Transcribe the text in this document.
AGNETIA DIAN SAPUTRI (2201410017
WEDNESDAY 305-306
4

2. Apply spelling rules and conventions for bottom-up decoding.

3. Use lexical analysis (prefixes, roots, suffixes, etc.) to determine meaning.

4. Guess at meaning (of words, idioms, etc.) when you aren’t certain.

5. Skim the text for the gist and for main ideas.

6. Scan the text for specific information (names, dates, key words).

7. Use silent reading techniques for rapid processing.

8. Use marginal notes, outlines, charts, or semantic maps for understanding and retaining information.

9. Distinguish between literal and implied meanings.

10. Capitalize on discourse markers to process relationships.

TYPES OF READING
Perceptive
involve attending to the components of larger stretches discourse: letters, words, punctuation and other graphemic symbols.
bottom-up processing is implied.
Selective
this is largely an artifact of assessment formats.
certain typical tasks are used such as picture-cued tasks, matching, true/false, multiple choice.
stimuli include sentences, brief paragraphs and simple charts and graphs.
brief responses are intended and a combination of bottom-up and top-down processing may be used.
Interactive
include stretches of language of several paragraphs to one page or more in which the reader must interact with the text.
□ □ □
Your task is to retype all of the records exactly.

__REPLY TO THE EXERCISE__.
Transcribe the text in this document.
AGNETIA DIAN SAPUTRI (2201410017
WEDNESDAY 305-306
4

2. Apply spelling rules and conventions for bottom-up decoding.

3. Use lexical analysis (prefixes, roots, suffixes, etc.) to determine meaning.

4. Guess at meaning (of words, idioms, etc.) when you aren’t certain.

5. Skim the text for the gist and for main ideas.

6. Scan the text for specific information (names, dates, key words).

7. Use silent reading techniques for rapid processing.

8. Use marginal notes, outlines, charts, or semantic maps for understanding and retaining information.

9. Distinguish between literal and implied meanings.

10. Capitalize on discourse markers to process relationships.

TYPES OF READING
Perceptive
involve attending to the components of larger stretches discourse: letters, words, punctuation and other graphemic symbols.
bottom-up processing is implied.
Selective
this is largely an artifact of assessment formats.
certain typical tasks are used such as picture-cued tasks, matching, true/false, multiple choice.
stimuli include sentences, brief paragraphs and simple charts and graphs.
brief responses are intended and a combination of bottom-up and top-down processing may be used.
Interactive
include stretches of language of several paragraphs to one page or more in which the reader must interact with the text.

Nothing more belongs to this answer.